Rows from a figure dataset

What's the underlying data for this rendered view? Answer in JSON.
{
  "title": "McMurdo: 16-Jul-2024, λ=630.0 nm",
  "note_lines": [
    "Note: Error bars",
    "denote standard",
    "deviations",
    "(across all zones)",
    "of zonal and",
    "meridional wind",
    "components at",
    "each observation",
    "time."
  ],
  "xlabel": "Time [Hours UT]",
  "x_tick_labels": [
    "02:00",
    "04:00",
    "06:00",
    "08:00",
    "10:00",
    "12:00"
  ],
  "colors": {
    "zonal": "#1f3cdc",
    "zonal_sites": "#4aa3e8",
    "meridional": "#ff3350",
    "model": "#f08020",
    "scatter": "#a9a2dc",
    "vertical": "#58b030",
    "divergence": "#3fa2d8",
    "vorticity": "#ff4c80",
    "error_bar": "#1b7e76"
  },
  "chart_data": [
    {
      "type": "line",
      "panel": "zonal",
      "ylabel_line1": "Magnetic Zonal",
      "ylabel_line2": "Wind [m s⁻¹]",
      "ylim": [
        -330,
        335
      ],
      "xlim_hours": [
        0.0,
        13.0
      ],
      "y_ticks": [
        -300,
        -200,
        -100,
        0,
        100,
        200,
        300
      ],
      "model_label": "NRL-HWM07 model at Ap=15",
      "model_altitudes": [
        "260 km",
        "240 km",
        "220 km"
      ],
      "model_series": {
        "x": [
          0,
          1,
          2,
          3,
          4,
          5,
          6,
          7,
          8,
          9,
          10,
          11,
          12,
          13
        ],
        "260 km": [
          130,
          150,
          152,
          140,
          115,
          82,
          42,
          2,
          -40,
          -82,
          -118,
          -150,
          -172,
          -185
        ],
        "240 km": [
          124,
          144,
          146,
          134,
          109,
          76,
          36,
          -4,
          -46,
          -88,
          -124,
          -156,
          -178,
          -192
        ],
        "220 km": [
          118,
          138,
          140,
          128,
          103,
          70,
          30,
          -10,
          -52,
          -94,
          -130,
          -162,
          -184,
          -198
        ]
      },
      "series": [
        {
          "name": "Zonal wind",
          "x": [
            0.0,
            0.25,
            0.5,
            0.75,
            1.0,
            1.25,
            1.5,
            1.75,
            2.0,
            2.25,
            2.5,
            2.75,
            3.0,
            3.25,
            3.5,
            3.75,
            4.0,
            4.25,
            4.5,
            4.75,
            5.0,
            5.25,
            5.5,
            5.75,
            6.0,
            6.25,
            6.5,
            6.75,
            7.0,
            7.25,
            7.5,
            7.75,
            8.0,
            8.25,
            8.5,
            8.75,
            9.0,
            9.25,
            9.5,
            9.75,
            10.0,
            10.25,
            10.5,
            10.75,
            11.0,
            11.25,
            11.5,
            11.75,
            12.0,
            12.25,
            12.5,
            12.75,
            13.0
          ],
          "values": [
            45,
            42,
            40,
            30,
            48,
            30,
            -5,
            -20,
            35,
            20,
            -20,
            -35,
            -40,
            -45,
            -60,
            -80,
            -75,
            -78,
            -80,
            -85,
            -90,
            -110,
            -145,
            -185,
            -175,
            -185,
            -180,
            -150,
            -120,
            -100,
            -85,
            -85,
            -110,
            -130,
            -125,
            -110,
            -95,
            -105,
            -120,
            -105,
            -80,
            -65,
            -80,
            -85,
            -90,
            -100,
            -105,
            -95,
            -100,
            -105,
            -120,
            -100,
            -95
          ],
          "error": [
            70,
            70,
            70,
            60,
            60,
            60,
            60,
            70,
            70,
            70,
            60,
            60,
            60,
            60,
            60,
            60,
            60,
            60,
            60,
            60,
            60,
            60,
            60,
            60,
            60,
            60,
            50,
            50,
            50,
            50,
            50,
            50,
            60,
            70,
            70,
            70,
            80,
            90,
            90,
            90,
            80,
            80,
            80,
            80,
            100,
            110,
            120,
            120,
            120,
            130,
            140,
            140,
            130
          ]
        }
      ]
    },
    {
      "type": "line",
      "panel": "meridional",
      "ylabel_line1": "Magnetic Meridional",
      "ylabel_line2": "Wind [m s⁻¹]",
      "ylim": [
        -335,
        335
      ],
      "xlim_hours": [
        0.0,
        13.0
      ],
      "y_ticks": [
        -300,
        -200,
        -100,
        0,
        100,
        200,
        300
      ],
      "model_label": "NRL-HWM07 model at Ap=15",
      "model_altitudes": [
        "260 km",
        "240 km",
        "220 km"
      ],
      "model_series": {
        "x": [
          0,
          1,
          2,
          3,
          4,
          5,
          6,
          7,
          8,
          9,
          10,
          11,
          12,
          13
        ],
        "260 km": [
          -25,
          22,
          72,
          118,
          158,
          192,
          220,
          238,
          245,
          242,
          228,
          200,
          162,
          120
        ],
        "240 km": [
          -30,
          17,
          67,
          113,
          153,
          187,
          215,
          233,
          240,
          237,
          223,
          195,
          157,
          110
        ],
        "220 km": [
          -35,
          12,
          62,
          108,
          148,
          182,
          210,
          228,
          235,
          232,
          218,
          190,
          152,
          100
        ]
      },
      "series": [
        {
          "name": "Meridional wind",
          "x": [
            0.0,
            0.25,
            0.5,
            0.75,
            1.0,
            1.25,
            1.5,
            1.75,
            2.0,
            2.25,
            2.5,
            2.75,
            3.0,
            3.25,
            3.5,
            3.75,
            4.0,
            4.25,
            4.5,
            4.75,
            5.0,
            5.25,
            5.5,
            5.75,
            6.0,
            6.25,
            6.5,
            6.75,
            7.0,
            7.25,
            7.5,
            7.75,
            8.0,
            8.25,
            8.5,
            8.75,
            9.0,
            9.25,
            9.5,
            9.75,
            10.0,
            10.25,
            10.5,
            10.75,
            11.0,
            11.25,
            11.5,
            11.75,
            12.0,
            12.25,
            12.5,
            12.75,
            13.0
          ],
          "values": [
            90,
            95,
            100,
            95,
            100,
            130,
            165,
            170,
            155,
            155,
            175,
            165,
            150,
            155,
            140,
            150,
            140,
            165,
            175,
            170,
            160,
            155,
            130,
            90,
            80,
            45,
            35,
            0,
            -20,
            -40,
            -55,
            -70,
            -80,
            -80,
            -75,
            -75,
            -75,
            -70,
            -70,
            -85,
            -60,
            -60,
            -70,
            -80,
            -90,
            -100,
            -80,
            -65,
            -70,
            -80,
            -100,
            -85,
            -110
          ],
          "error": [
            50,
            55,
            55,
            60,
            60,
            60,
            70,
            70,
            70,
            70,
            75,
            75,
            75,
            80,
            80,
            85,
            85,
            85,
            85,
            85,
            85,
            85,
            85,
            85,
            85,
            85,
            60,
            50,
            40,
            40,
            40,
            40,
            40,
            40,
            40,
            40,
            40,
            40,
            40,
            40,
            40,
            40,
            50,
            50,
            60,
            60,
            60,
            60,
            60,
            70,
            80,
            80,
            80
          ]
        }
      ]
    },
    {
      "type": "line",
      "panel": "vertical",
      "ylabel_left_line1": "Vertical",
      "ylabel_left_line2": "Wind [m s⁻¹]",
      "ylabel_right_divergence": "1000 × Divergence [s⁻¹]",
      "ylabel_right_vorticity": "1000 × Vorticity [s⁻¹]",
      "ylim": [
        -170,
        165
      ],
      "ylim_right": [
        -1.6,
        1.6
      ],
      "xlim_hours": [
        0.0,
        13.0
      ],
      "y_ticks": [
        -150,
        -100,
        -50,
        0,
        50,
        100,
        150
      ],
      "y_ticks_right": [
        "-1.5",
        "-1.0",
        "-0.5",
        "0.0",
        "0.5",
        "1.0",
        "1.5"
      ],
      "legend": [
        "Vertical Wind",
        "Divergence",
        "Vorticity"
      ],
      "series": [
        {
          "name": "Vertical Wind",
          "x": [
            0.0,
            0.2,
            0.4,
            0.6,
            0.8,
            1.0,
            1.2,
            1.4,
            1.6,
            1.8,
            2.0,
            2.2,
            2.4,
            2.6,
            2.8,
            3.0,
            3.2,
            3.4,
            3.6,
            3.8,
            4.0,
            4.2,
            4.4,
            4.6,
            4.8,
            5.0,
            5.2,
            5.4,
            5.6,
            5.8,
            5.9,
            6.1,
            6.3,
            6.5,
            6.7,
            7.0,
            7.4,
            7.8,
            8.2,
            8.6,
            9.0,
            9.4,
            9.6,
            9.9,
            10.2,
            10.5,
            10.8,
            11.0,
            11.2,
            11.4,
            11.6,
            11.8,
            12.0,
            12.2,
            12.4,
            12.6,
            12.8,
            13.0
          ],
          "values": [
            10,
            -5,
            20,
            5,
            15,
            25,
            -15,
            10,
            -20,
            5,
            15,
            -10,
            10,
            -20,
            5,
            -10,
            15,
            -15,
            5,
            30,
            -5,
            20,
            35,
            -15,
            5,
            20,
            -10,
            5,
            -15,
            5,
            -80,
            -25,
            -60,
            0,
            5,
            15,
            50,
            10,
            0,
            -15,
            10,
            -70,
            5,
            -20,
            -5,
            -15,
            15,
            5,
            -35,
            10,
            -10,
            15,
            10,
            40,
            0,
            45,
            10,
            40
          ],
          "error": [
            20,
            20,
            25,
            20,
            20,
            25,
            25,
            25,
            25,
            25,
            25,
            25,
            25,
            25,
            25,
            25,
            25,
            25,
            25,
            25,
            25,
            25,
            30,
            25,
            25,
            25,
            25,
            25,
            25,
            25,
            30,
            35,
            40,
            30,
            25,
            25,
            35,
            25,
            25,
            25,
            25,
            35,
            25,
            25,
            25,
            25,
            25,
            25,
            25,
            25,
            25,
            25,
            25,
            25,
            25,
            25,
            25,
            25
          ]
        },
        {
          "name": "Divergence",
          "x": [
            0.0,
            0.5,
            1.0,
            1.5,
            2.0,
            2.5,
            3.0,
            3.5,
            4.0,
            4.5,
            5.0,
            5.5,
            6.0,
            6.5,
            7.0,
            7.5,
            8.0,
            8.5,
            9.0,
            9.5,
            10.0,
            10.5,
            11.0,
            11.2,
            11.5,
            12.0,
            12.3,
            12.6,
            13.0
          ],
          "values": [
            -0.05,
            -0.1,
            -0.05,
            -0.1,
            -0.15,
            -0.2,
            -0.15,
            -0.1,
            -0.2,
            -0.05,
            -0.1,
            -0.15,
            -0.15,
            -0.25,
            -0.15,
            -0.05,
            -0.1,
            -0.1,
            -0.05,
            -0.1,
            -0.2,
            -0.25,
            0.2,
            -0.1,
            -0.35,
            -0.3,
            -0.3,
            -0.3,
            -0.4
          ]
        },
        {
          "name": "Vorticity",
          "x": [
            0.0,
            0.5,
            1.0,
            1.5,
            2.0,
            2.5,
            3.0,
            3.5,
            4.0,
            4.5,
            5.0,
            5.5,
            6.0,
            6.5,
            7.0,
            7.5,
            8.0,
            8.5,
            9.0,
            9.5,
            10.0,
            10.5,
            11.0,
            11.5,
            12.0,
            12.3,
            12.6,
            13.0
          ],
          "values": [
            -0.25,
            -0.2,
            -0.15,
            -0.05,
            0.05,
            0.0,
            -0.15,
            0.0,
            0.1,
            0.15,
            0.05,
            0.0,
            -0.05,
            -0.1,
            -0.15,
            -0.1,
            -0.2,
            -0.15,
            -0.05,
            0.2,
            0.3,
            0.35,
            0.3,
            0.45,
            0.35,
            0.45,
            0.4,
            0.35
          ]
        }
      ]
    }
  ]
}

▶ What you should do
From the records above, report the count of lines containing "panel" and nothing more.

▶ Output of the task
3